### Instructions for the task:
Take the entries below and reproduce them word for word.

[Stored items]
******

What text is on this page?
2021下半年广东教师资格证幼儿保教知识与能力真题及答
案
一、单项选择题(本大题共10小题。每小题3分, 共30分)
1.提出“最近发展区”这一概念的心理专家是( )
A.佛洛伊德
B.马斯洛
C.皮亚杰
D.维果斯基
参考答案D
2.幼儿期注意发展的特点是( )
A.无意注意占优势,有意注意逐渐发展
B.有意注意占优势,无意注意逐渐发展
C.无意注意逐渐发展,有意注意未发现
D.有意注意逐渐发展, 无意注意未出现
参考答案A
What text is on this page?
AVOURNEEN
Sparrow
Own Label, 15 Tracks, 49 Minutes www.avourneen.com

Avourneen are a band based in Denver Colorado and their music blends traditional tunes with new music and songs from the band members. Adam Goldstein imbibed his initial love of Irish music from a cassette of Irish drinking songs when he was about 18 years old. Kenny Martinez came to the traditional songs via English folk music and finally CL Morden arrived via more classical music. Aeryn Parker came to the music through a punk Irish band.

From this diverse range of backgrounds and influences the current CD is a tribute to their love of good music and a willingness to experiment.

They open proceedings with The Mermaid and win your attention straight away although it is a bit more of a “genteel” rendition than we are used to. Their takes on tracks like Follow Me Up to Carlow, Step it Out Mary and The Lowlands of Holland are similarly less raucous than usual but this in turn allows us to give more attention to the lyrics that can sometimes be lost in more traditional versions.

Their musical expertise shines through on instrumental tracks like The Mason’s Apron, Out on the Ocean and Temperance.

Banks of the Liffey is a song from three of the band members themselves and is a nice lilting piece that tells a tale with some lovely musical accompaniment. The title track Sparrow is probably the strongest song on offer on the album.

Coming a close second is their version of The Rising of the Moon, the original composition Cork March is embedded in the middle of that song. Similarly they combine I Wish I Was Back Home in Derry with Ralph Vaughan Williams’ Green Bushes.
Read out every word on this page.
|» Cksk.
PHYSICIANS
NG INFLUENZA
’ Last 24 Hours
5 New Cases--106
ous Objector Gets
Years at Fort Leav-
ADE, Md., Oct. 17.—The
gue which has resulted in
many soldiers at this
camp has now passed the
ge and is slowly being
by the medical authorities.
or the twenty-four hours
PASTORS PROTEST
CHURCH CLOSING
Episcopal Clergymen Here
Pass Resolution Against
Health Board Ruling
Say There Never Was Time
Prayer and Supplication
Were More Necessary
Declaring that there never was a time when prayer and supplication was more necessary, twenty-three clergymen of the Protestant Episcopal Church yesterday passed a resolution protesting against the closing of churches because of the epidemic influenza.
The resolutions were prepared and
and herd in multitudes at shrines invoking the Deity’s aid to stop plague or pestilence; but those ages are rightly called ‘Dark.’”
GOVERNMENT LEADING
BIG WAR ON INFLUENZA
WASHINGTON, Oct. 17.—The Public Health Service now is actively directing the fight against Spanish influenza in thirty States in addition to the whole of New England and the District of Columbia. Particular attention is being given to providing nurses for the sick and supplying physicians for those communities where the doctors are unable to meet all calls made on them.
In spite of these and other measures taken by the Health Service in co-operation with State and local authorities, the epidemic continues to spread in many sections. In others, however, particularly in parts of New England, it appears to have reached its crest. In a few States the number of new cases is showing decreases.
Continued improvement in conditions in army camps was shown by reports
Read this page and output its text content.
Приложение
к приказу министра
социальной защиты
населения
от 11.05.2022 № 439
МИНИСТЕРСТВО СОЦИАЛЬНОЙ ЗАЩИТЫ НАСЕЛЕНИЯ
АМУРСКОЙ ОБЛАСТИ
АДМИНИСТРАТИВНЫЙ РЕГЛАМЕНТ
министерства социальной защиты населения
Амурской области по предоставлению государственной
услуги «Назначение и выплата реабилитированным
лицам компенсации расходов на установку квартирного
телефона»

******

### Response:
What text is on this page?
2021下半年广东教师资格证幼儿保教知识与能力真题及答
案
一、单项选择题(本大题共10小题。每小题3分, 共30分)
1.提出“最近发展区”这一概念的心理专家是( )
A.佛洛伊德
B.马斯洛
C.皮亚杰
D.维果斯基
参考答案D
2.幼儿期注意发展的特点是( )
A.无意注意占优势,有意注意逐渐发展
B.有意注意占优势,无意注意逐渐发展
C.无意注意逐渐发展,有意注意未发现
D.有意注意逐渐发展, 无意注意未出现
参考答案A
What text is on this page?
AVOURNEEN
Sparrow
Own Label, 15 Tracks, 49 Minutes www.avourneen.com

Avourneen are a band based in Denver Colorado and their music blends traditional tunes with new music and songs from the band members. Adam Goldstein imbibed his initial love of Irish music from a cassette of Irish drinking songs when he was about 18 years old. Kenny Martinez came to the traditional songs via English folk music and finally CL Morden arrived via more classical music. Aeryn Parker came to the music through a punk Irish band.

From this diverse range of backgrounds and influences the current CD is a tribute to their love of good music and a willingness to experiment.

They open proceedings with The Mermaid and win your attention straight away although it is a bit more of a “genteel” rendition than we are used to. Their takes on tracks like Follow Me Up to Carlow, Step it Out Mary and The Lowlands of Holland are similarly less raucous than usual but this in turn allows us to give more attention to the lyrics that can sometimes be lost in more traditional versions.

Their musical expertise shines through on instrumental tracks like The Mason’s Apron, Out on the Ocean and Temperance.

Banks of the Liffey is a song from three of the band members themselves and is a nice lilting piece that tells a tale with some lovely musical accompaniment. The title track Sparrow is probably the strongest song on offer on the album.

Coming a close second is their version of The Rising of the Moon, the original composition Cork March is embedded in the middle of that song. Similarly they combine I Wish I Was Back Home in Derry with Ralph Vaughan Williams’ Green Bushes.
Read out every word on this page.
|» Cksk.
PHYSICIANS
NG INFLUENZA
’ Last 24 Hours
5 New Cases--106
ous Objector Gets
Years at Fort Leav-
ADE, Md., Oct. 17.—The
gue which has resulted in
many soldiers at this
camp has now passed the
ge and is slowly being
by the medical authorities.
or the twenty-four hours
PASTORS PROTEST
CHURCH CLOSING
Episcopal Clergymen Here
Pass Resolution Against
Health Board Ruling
Say There Never Was Time
Prayer and Supplication
Were More Necessary
Declaring that there never was a time when prayer and supplication was more necessary, twenty-three clergymen of the Protestant Episcopal Church yesterday passed a resolution protesting against the closing of churches because of the epidemic influenza.
The resolutions were prepared and
and herd in multitudes at shrines invoking the Deity’s aid to stop plague or pestilence; but those ages are rightly called ‘Dark.’”
GOVERNMENT LEADING
BIG WAR ON INFLUENZA
WASHINGTON, Oct. 17.—The Public Health Service now is actively directing the fight against Spanish influenza in thirty States in addition to the whole of New England and the District of Columbia. Particular attention is being given to providing nurses for the sick and supplying physicians for those communities where the doctors are unable to meet all calls made on them.
In spite of these and other measures taken by the Health Service in co-operation with State and local authorities, the epidemic continues to spread in many sections. In others, however, particularly in parts of New England, it appears to have reached its crest. In a few States the number of new cases is showing decreases.
Continued improvement in conditions in army camps was shown by reports
Read this page and output its text content.
Приложение
к приказу министра
социальной защиты
населения
от 11.05.2022 № 439
МИНИСТЕРСТВО СОЦИАЛЬНОЙ ЗАЩИТЫ НАСЕЛЕНИЯ
АМУРСКОЙ ОБЛАСТИ
АДМИНИСТРАТИВНЫЙ РЕГЛАМЕНТ
министерства социальной защиты населения
Амурской области по предоставлению государственной
услуги «Назначение и выплата реабилитированным
лицам компенсации расходов на установку квартирного
телефона»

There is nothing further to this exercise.